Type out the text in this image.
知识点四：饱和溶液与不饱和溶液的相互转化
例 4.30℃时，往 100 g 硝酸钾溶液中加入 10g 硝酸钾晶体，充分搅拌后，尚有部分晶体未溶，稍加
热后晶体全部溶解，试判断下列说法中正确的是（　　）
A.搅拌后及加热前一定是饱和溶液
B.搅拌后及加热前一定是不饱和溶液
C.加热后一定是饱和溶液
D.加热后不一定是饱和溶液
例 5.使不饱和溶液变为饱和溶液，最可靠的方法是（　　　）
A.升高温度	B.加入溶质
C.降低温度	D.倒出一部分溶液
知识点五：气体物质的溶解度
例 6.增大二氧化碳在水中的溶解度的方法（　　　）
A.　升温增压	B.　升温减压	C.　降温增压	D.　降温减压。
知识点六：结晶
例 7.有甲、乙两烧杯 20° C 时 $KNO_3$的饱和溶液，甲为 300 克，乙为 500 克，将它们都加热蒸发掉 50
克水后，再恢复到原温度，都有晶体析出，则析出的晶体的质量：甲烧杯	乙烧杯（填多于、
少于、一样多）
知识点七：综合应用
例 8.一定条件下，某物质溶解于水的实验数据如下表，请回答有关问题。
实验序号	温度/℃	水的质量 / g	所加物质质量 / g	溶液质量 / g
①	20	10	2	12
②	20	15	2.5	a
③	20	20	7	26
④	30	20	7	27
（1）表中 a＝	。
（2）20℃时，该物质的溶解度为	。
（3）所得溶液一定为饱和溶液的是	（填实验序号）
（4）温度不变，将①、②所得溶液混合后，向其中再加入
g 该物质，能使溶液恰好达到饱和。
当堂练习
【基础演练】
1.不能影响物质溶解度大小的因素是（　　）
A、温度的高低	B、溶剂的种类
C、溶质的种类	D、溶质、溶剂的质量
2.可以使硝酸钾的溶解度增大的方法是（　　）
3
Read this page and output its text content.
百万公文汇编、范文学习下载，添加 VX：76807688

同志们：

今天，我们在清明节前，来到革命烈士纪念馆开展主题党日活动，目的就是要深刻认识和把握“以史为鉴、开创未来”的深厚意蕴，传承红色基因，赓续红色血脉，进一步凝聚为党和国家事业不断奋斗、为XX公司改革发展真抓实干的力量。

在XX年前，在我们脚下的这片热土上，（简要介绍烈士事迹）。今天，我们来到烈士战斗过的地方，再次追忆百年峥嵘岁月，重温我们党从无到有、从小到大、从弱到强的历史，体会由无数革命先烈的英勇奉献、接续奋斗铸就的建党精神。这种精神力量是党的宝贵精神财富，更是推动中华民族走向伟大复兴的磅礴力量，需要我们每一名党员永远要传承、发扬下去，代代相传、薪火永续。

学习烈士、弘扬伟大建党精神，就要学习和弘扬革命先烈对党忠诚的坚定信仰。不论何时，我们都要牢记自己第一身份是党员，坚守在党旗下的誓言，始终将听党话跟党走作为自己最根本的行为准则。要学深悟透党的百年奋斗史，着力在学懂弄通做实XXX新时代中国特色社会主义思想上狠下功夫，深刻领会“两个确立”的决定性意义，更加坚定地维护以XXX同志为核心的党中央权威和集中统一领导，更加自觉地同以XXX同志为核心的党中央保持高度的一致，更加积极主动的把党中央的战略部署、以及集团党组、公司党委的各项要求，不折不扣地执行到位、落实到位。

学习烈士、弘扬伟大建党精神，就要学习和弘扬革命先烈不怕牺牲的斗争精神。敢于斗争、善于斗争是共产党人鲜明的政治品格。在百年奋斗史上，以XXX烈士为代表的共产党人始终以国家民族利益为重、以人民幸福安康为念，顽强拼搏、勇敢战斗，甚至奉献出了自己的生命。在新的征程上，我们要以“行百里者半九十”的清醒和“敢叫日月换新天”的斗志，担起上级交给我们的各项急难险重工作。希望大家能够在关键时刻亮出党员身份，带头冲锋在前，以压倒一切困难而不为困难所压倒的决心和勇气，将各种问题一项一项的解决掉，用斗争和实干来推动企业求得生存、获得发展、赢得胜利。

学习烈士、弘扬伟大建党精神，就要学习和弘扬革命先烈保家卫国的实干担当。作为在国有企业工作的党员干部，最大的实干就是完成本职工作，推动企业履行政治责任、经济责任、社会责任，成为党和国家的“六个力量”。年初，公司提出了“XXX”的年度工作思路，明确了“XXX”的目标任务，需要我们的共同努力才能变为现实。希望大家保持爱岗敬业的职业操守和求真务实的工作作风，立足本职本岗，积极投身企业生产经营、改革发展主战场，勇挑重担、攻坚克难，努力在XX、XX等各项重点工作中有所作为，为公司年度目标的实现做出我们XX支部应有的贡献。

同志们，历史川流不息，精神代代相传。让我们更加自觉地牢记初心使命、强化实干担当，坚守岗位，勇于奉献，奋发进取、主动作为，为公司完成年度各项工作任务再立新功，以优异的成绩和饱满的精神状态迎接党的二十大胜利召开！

-- AIM OF THE TASK --
Please reproduce each line exactly as written.

-- IN RESPONSE --
Type out the text in this image.
知识点四：饱和溶液与不饱和溶液的相互转化
例 4.30℃时，往 100 g 硝酸钾溶液中加入 10g 硝酸钾晶体，充分搅拌后，尚有部分晶体未溶，稍加
热后晶体全部溶解，试判断下列说法中正确的是（　　）
A.搅拌后及加热前一定是饱和溶液
B.搅拌后及加热前一定是不饱和溶液
C.加热后一定是饱和溶液
D.加热后不一定是饱和溶液
例 5.使不饱和溶液变为饱和溶液，最可靠的方法是（　　　）
A.升高温度	B.加入溶质
C.降低温度	D.倒出一部分溶液
知识点五：气体物质的溶解度
例 6.增大二氧化碳在水中的溶解度的方法（　　　）
A.　升温增压	B.　升温减压	C.　降温增压	D.　降温减压。
知识点六：结晶
例 7.有甲、乙两烧杯 20° C 时 $KNO_3$的饱和溶液，甲为 300 克，乙为 500 克，将它们都加热蒸发掉 50
克水后，再恢复到原温度，都有晶体析出，则析出的晶体的质量：甲烧杯	乙烧杯（填多于、
少于、一样多）
知识点七：综合应用
例 8.一定条件下，某物质溶解于水的实验数据如下表，请回答有关问题。
实验序号	温度/℃	水的质量 / g	所加物质质量 / g	溶液质量 / g
①	20	10	2	12
②	20	15	2.5	a
③	20	20	7	26
④	30	20	7	27
（1）表中 a＝	。
（2）20℃时，该物质的溶解度为	。
（3）所得溶液一定为饱和溶液的是	（填实验序号）
（4）温度不变，将①、②所得溶液混合后，向其中再加入
g 该物质，能使溶液恰好达到饱和。
当堂练习
【基础演练】
1.不能影响物质溶解度大小的因素是（　　）
A、温度的高低	B、溶剂的种类
C、溶质的种类	D、溶质、溶剂的质量
2.可以使硝酸钾的溶解度增大的方法是（　　）
3
Read this page and output its text content.
百万公文汇编、范文学习下载，添加 VX：76807688

同志们：

今天，我们在清明节前，来到革命烈士纪念馆开展主题党日活动，目的就是要深刻认识和把握“以史为鉴、开创未来”的深厚意蕴，传承红色基因，赓续红色血脉，进一步凝聚为党和国家事业不断奋斗、为XX公司改革发展真抓实干的力量。

在XX年前，在我们脚下的这片热土上，（简要介绍烈士事迹）。今天，我们来到烈士战斗过的地方，再次追忆百年峥嵘岁月，重温我们党从无到有、从小到大、从弱到强的历史，体会由无数革命先烈的英勇奉献、接续奋斗铸就的建党精神。这种精神力量是党的宝贵精神财富，更是推动中华民族走向伟大复兴的磅礴力量，需要我们每一名党员永远要传承、发扬下去，代代相传、薪火永续。

学习烈士、弘扬伟大建党精神，就要学习和弘扬革命先烈对党忠诚的坚定信仰。不论何时，我们都要牢记自己第一身份是党员，坚守在党旗下的誓言，始终将听党话跟党走作为自己最根本的行为准则。要学深悟透党的百年奋斗史，着力在学懂弄通做实XXX新时代中国特色社会主义思想上狠下功夫，深刻领会“两个确立”的决定性意义，更加坚定地维护以XXX同志为核心的党中央权威和集中统一领导，更加自觉地同以XXX同志为核心的党中央保持高度的一致，更加积极主动的把党中央的战略部署、以及集团党组、公司党委的各项要求，不折不扣地执行到位、落实到位。

学习烈士、弘扬伟大建党精神，就要学习和弘扬革命先烈不怕牺牲的斗争精神。敢于斗争、善于斗争是共产党人鲜明的政治品格。在百年奋斗史上，以XXX烈士为代表的共产党人始终以国家民族利益为重、以人民幸福安康为念，顽强拼搏、勇敢战斗，甚至奉献出了自己的生命。在新的征程上，我们要以“行百里者半九十”的清醒和“敢叫日月换新天”的斗志，担起上级交给我们的各项急难险重工作。希望大家能够在关键时刻亮出党员身份，带头冲锋在前，以压倒一切困难而不为困难所压倒的决心和勇气，将各种问题一项一项的解决掉，用斗争和实干来推动企业求得生存、获得发展、赢得胜利。

学习烈士、弘扬伟大建党精神，就要学习和弘扬革命先烈保家卫国的实干担当。作为在国有企业工作的党员干部，最大的实干就是完成本职工作，推动企业履行政治责任、经济责任、社会责任，成为党和国家的“六个力量”。年初，公司提出了“XXX”的年度工作思路，明确了“XXX”的目标任务，需要我们的共同努力才能变为现实。希望大家保持爱岗敬业的职业操守和求真务实的工作作风，立足本职本岗，积极投身企业生产经营、改革发展主战场，勇挑重担、攻坚克难，努力在XX、XX等各项重点工作中有所作为，为公司年度目标的实现做出我们XX支部应有的贡献。

同志们，历史川流不息，精神代代相传。让我们更加自觉地牢记初心使命、强化实干担当，坚守岗位，勇于奉献，奋发进取、主动作为，为公司完成年度各项工作任务再立新功，以优异的成绩和饱满的精神状态迎接党的二十大胜利召开！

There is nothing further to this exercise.